*The data*.
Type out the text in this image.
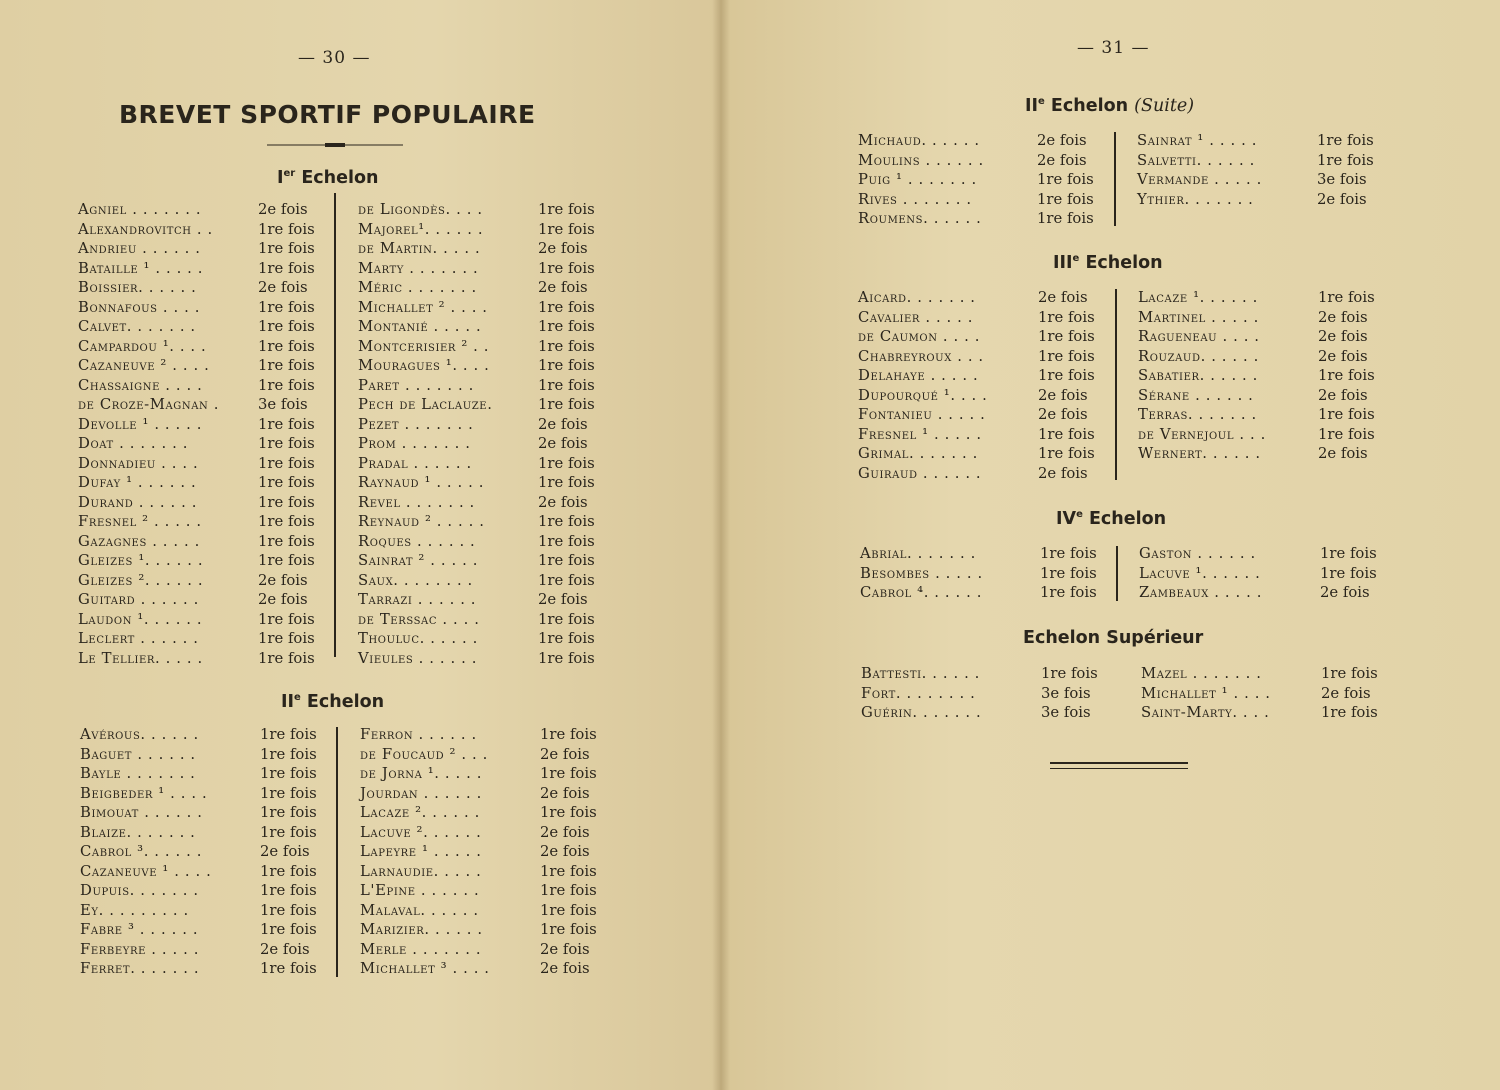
— 30 —
BREVET SPORTIF POPULAIRE
— 31 —
Ier Echelon
Agniel . . . . . . .	2e fois
Alexandrovitch . .	1re fois
Andrieu . . . . . .	1re fois
Bataille ¹ . . . . .	1re fois
Boissier. . . . . .	2e fois
Bonnafous . . . .	1re fois
Calvet. . . . . . .	1re fois
Campardou ¹. . . .	1re fois
Cazaneuve ² . . . .	1re fois
Chassaigne . . . .	1re fois
de Croze-Magnan .	3e fois
Devolle ¹ . . . . .	1re fois
Doat . . . . . . .	1re fois
Donnadieu . . . .	1re fois
Dufay ¹ . . . . . .	1re fois
Durand . . . . . .	1re fois
Fresnel ² . . . . .	1re fois
Gazagnes . . . . .	1re fois
Gleizes ¹. . . . . .	1re fois
Gleizes ². . . . . .	2e fois
Guitard . . . . . .	2e fois
Laudon ¹. . . . . .	1re fois
Leclert . . . . . .	1re fois
Le Tellier. . . . .	1re fois
de Ligondès. . . .	1re fois
Majorel¹. . . . . .	1re fois
de Martin. . . . .	2e fois
Marty . . . . . . .	1re fois
Méric . . . . . . .	2e fois
Michallet ² . . . .	1re fois
Montanié . . . . .	1re fois
Montcerisier ² . .	1re fois
Mouragues ¹. . . .	1re fois
Paret . . . . . . .	1re fois
Pech de Laclauze.	1re fois
Pezet . . . . . . .	2e fois
Prom . . . . . . .	2e fois
Pradal . . . . . .	1re fois
Raynaud ¹ . . . . .	1re fois
Revel . . . . . . .	2e fois
Reynaud ² . . . . .	1re fois
Roques . . . . . .	1re fois
Sainrat ² . . . . .	1re fois
Saux. . . . . . . .	1re fois
Tarrazi . . . . . .	2e fois
de Terssac . . . .	1re fois
Thouluc. . . . . .	1re fois
Vieules . . . . . .	1re fois
IIe Echelon
Avérous. . . . . .	1re fois
Baguet . . . . . .	1re fois
Bayle . . . . . . .	1re fois
Beigbeder ¹ . . . .	1re fois
Bimouat . . . . . .	1re fois
Blaize. . . . . . .	1re fois
Cabrol ³. . . . . .	2e fois
Cazaneuve ¹ . . . .	1re fois
Dupuis. . . . . . .	1re fois
Ey. . . . . . . . .	1re fois
Fabre ³ . . . . . .	1re fois
Ferbeyre . . . . .	2e fois
Ferret. . . . . . .	1re fois
Ferron . . . . . .	1re fois
de Foucaud ² . . .	2e fois
de Jorna ¹. . . . .	1re fois
Jourdan . . . . . .	2e fois
Lacaze ². . . . . .	1re fois
Lacuve ². . . . . .	2e fois
Lapeyre ¹ . . . . .	2e fois
Larnaudie. . . . .	1re fois
L'Epine . . . . . .	1re fois
Malaval. . . . . .	1re fois
Marizier. . . . . .	1re fois
Merle . . . . . . .	2e fois
Michallet ³ . . . .	2e fois
IIe Echelon (Suite)
Michaud. . . . . .	2e fois
Moulins . . . . . .	2e fois
Puig ¹ . . . . . . .	1re fois
Rives . . . . . . .	1re fois
Roumens. . . . . .	1re fois
Sainrat ¹ . . . . .	1re fois
Salvetti. . . . . .	1re fois
Vermande . . . . .	3e fois
Ythier. . . . . . .	2e fois
IIIe Echelon
Aicard. . . . . . .	2e fois
Cavalier . . . . .	1re fois
de Caumon . . . .	1re fois
Chabreyroux . . .	1re fois
Delahaye . . . . .	1re fois
Dupourqué ¹. . . .	2e fois
Fontanieu . . . . .	2e fois
Fresnel ¹ . . . . .	1re fois
Grimal. . . . . . .	1re fois
Guiraud . . . . . .	2e fois
Lacaze ¹. . . . . .	1re fois
Martinel . . . . .	2e fois
Ragueneau . . . .	2e fois
Rouzaud. . . . . .	2e fois
Sabatier. . . . . .	1re fois
Sérane . . . . . .	2e fois
Terras. . . . . . .	1re fois
de Vernejoul . . .	1re fois
Wernert. . . . . .	2e fois
IVe Echelon
Abrial. . . . . . .	1re fois
Besombes . . . . .	1re fois
Cabrol ⁴. . . . . .	1re fois
Gaston . . . . . .	1re fois
Lacuve ¹. . . . . .	1re fois
Zambeaux . . . . .	2e fois
Echelon Supérieur
Battesti. . . . . .	1re fois
Fort. . . . . . . .	3e fois
Guérin. . . . . . .	3e fois
Mazel . . . . . . .	1re fois
Michallet ¹ . . . .	2e fois
Saint-Marty. . . .	1re fois
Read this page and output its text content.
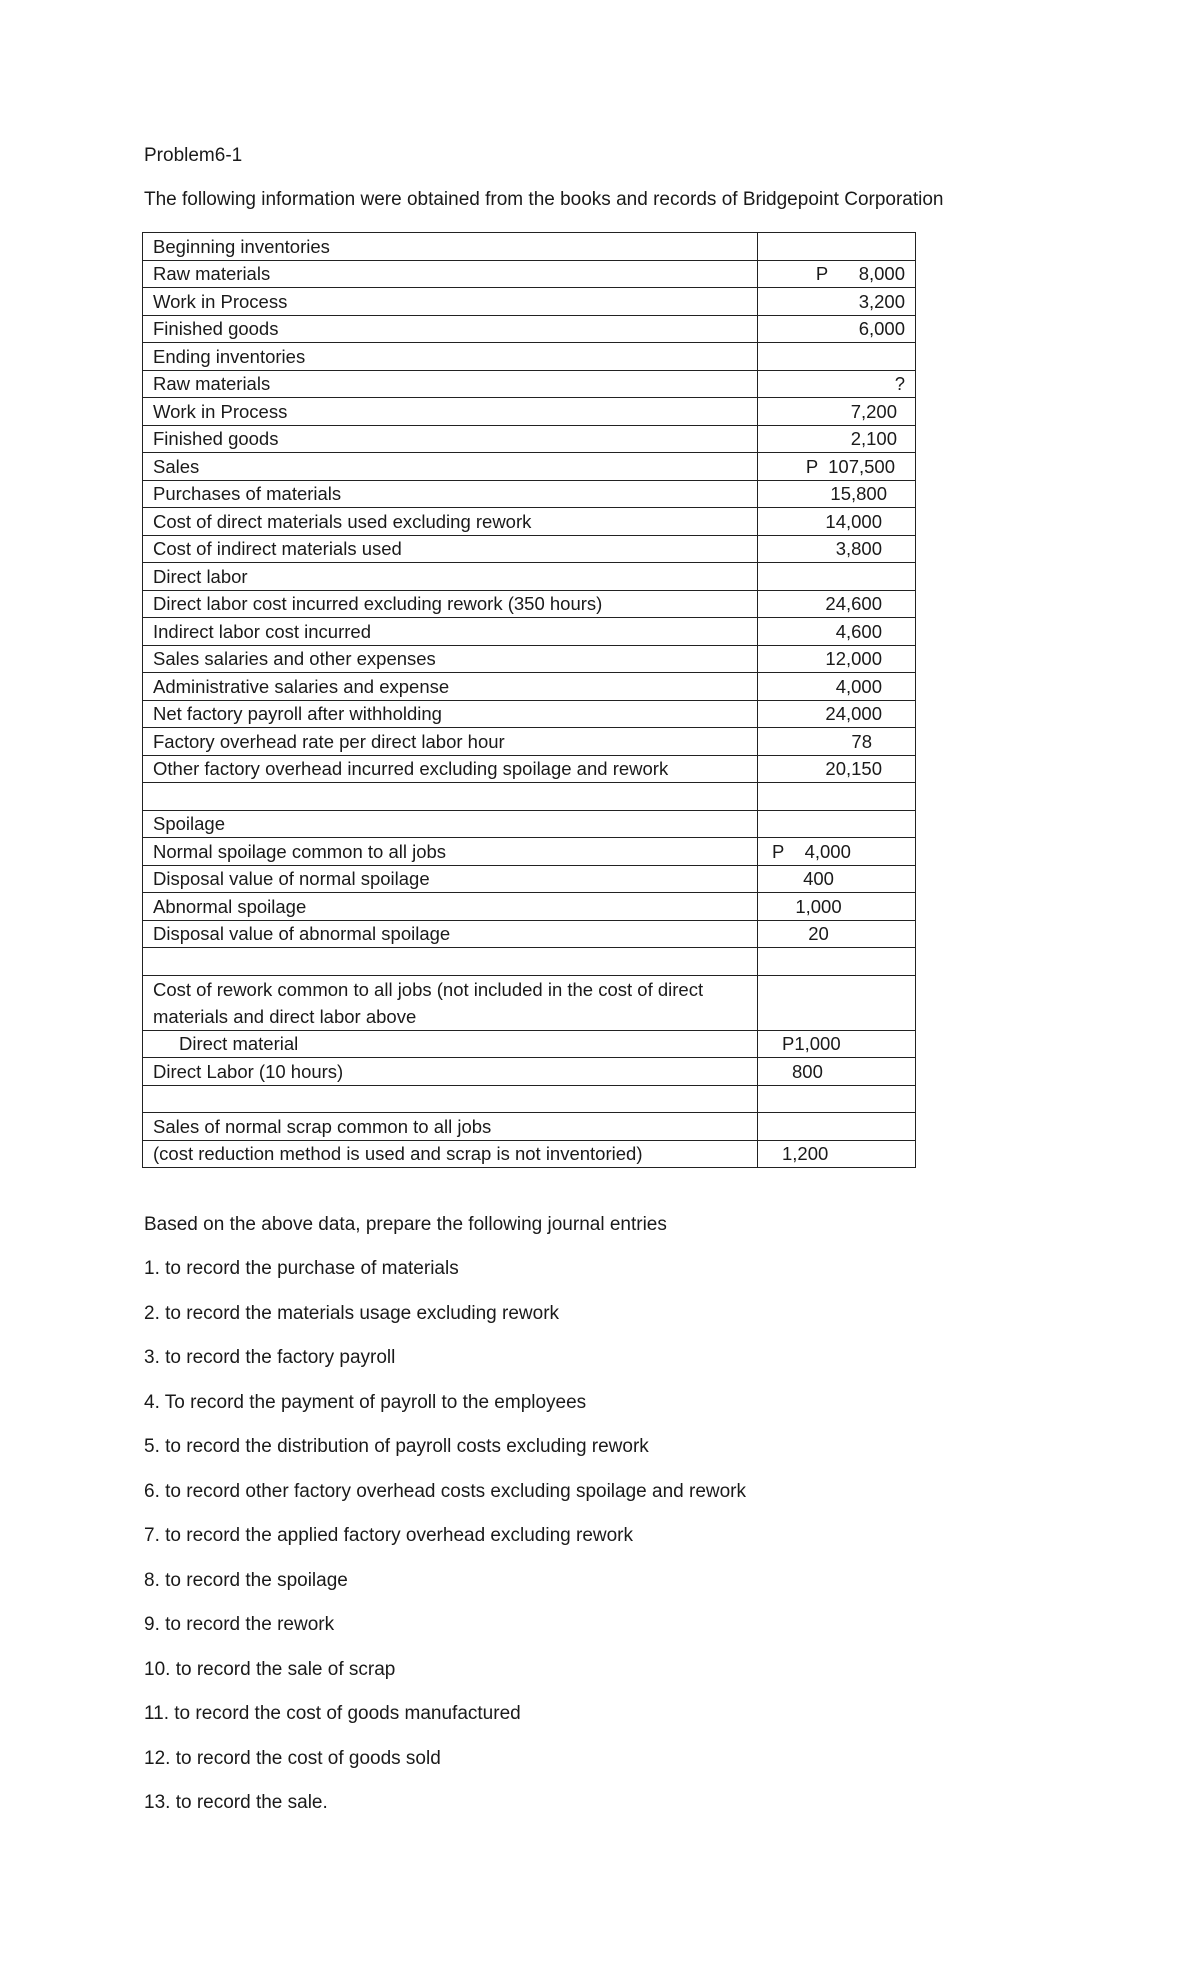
Problem6-1

The following information were obtained from the books and records of Bridgepoint Corporation

Beginning inventories	
Raw materials	P      8,000
Work in Process	3,200
Finished goods	6,000
Ending inventories	
Raw materials	?
Work in Process	7,200
Finished goods	2,100
Sales	P  107,500
Purchases of materials	15,800
Cost of direct materials used excluding rework	14,000
Cost of indirect materials used	3,800
Direct labor	
Direct labor cost incurred excluding rework (350 hours)	24,600
Indirect labor cost incurred	4,600
Sales salaries and other expenses	12,000
Administrative salaries and expense	4,000
Net factory payroll after withholding	24,000
Factory overhead rate per direct labor hour	78
Other factory overhead incurred excluding spoilage and rework	20,150

Spoilage	
Normal spoilage common to all jobs	P    4,000
Disposal value of normal spoilage	400
Abnormal spoilage	1,000
Disposal value of abnormal spoilage	20

Cost of rework common to all jobs (not included in the cost of direct materials and direct labor above	
Direct material	P1,000
Direct Labor (10 hours)	800

Sales of normal scrap common to all jobs	
(cost reduction method is used and scrap is not inventoried)	1,200

Based on the above data, prepare the following journal entries

1. to record the purchase of materials
2. to record the materials usage excluding rework
3. to record the factory payroll
4. To record the payment of payroll to the employees
5. to record the distribution of payroll costs excluding rework
6. to record other factory overhead costs excluding spoilage and rework
7. to record the applied factory overhead excluding rework
8. to record the spoilage
9. to record the rework
10. to record the sale of scrap
11. to record the cost of goods manufactured
12. to record the cost of goods sold
13. to record the sale.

*Do this*. Pull out all lines containing the word "incurred" from the entries above.

*Written response*.
Direct labor cost incurred excluding rework (350 hours)	24,600
Indirect labor cost incurred	4,600
Other factory overhead incurred excluding spoilage and rework	20,150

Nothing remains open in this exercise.